§ Recorded data
"""

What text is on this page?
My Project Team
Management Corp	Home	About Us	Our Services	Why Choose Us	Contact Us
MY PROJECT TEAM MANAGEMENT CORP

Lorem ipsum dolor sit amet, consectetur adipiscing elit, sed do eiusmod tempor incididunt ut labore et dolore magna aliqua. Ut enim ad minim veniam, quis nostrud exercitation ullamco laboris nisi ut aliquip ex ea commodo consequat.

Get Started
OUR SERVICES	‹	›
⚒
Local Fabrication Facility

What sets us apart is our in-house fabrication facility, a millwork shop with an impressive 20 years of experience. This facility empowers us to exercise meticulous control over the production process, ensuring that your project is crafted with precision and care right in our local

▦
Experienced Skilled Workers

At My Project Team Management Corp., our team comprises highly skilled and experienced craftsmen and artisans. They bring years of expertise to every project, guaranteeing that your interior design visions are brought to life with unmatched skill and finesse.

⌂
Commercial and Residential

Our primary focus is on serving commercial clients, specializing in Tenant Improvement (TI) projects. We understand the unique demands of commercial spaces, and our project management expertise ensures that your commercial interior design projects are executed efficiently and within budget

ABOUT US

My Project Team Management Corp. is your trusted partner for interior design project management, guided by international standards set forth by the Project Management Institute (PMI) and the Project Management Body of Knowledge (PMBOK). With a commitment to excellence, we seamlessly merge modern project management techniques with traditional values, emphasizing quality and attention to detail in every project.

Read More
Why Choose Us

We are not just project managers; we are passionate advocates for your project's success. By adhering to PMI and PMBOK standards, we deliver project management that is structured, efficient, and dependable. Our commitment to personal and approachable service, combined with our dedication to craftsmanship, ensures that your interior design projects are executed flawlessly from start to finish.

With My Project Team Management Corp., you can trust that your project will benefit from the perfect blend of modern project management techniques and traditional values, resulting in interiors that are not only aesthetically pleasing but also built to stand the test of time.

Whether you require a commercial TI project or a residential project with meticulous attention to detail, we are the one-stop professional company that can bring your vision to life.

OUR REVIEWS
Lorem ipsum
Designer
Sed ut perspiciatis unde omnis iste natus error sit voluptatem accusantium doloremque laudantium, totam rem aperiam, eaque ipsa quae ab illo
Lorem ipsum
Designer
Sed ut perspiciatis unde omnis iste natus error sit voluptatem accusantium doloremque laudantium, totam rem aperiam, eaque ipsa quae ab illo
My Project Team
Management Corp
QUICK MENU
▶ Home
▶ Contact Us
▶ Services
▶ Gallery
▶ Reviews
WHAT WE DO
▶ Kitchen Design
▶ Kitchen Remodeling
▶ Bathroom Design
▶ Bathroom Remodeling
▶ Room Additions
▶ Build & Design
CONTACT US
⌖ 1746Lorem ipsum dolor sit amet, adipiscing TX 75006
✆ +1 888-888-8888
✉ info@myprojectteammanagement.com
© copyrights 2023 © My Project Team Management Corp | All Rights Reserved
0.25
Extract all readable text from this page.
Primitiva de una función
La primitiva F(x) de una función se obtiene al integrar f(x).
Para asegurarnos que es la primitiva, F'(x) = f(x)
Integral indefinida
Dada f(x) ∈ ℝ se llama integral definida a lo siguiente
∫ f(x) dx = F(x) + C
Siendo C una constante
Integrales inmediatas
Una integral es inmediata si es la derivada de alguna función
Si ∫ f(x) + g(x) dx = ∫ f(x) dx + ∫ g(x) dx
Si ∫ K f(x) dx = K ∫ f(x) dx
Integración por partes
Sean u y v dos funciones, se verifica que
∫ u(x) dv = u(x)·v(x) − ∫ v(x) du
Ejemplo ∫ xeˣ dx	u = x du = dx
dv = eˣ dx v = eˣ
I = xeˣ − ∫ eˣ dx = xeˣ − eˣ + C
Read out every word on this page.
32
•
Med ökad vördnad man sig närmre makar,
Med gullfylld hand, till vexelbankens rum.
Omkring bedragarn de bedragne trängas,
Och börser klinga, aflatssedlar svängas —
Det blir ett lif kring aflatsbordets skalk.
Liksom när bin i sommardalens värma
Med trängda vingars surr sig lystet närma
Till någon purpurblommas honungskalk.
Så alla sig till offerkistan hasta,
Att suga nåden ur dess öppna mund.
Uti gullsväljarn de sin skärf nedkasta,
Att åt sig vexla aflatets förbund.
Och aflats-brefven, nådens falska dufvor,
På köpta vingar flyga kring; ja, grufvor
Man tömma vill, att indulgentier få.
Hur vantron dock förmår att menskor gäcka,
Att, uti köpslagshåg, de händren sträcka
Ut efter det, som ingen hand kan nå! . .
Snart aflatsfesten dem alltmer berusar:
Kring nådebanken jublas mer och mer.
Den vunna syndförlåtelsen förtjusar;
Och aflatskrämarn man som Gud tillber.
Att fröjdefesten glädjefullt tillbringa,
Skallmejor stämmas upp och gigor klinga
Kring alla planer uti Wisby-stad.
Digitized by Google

"""

§ Task requirements
Each entry above needs to be retyped exactly.

§ Answer in full
What text is on this page?
My Project Team
Management Corp	Home	About Us	Our Services	Why Choose Us	Contact Us
MY PROJECT TEAM MANAGEMENT CORP

Lorem ipsum dolor sit amet, consectetur adipiscing elit, sed do eiusmod tempor incididunt ut labore et dolore magna aliqua. Ut enim ad minim veniam, quis nostrud exercitation ullamco laboris nisi ut aliquip ex ea commodo consequat.

Get Started
OUR SERVICES	‹	›
⚒
Local Fabrication Facility

What sets us apart is our in-house fabrication facility, a millwork shop with an impressive 20 years of experience. This facility empowers us to exercise meticulous control over the production process, ensuring that your project is crafted with precision and care right in our local

▦
Experienced Skilled Workers

At My Project Team Management Corp., our team comprises highly skilled and experienced craftsmen and artisans. They bring years of expertise to every project, guaranteeing that your interior design visions are brought to life with unmatched skill and finesse.

⌂
Commercial and Residential

Our primary focus is on serving commercial clients, specializing in Tenant Improvement (TI) projects. We understand the unique demands of commercial spaces, and our project management expertise ensures that your commercial interior design projects are executed efficiently and within budget

ABOUT US

My Project Team Management Corp. is your trusted partner for interior design project management, guided by international standards set forth by the Project Management Institute (PMI) and the Project Management Body of Knowledge (PMBOK). With a commitment to excellence, we seamlessly merge modern project management techniques with traditional values, emphasizing quality and attention to detail in every project.

Read More
Why Choose Us

We are not just project managers; we are passionate advocates for your project's success. By adhering to PMI and PMBOK standards, we deliver project management that is structured, efficient, and dependable. Our commitment to personal and approachable service, combined with our dedication to craftsmanship, ensures that your interior design projects are executed flawlessly from start to finish.

With My Project Team Management Corp., you can trust that your project will benefit from the perfect blend of modern project management techniques and traditional values, resulting in interiors that are not only aesthetically pleasing but also built to stand the test of time.

Whether you require a commercial TI project or a residential project with meticulous attention to detail, we are the one-stop professional company that can bring your vision to life.

OUR REVIEWS
Lorem ipsum
Designer
Sed ut perspiciatis unde omnis iste natus error sit voluptatem accusantium doloremque laudantium, totam rem aperiam, eaque ipsa quae ab illo
Lorem ipsum
Designer
Sed ut perspiciatis unde omnis iste natus error sit voluptatem accusantium doloremque laudantium, totam rem aperiam, eaque ipsa quae ab illo
My Project Team
Management Corp
QUICK MENU
▶ Home
▶ Contact Us
▶ Services
▶ Gallery
▶ Reviews
WHAT WE DO
▶ Kitchen Design
▶ Kitchen Remodeling
▶ Bathroom Design
▶ Bathroom Remodeling
▶ Room Additions
▶ Build & Design
CONTACT US
⌖ 1746Lorem ipsum dolor sit amet, adipiscing TX 75006
✆ +1 888-888-8888
✉ info@myprojectteammanagement.com
© copyrights 2023 © My Project Team Management Corp | All Rights Reserved
0.25
Extract all readable text from this page.
Primitiva de una función
La primitiva F(x) de una función se obtiene al integrar f(x).
Para asegurarnos que es la primitiva, F'(x) = f(x)
Integral indefinida
Dada f(x) ∈ ℝ se llama integral definida a lo siguiente
∫ f(x) dx = F(x) + C
Siendo C una constante
Integrales inmediatas
Una integral es inmediata si es la derivada de alguna función
Si ∫ f(x) + g(x) dx = ∫ f(x) dx + ∫ g(x) dx
Si ∫ K f(x) dx = K ∫ f(x) dx
Integración por partes
Sean u y v dos funciones, se verifica que
∫ u(x) dv = u(x)·v(x) − ∫ v(x) du
Ejemplo ∫ xeˣ dx	u = x du = dx
dv = eˣ dx v = eˣ
I = xeˣ − ∫ eˣ dx = xeˣ − eˣ + C
Read out every word on this page.
32
•
Med ökad vördnad man sig närmre makar,
Med gullfylld hand, till vexelbankens rum.
Omkring bedragarn de bedragne trängas,
Och börser klinga, aflatssedlar svängas —
Det blir ett lif kring aflatsbordets skalk.
Liksom när bin i sommardalens värma
Med trängda vingars surr sig lystet närma
Till någon purpurblommas honungskalk.
Så alla sig till offerkistan hasta,
Att suga nåden ur dess öppna mund.
Uti gullsväljarn de sin skärf nedkasta,
Att åt sig vexla aflatets förbund.
Och aflats-brefven, nådens falska dufvor,
På köpta vingar flyga kring; ja, grufvor
Man tömma vill, att indulgentier få.
Hur vantron dock förmår att menskor gäcka,
Att, uti köpslagshåg, de händren sträcka
Ut efter det, som ingen hand kan nå! . .
Snart aflatsfesten dem alltmer berusar:
Kring nådebanken jublas mer och mer.
Den vunna syndförlåtelsen förtjusar;
Och aflatskrämarn man som Gud tillber.
Att fröjdefesten glädjefullt tillbringa,
Skallmejor stämmas upp och gigor klinga
Kring alla planer uti Wisby-stad.
Digitized by Google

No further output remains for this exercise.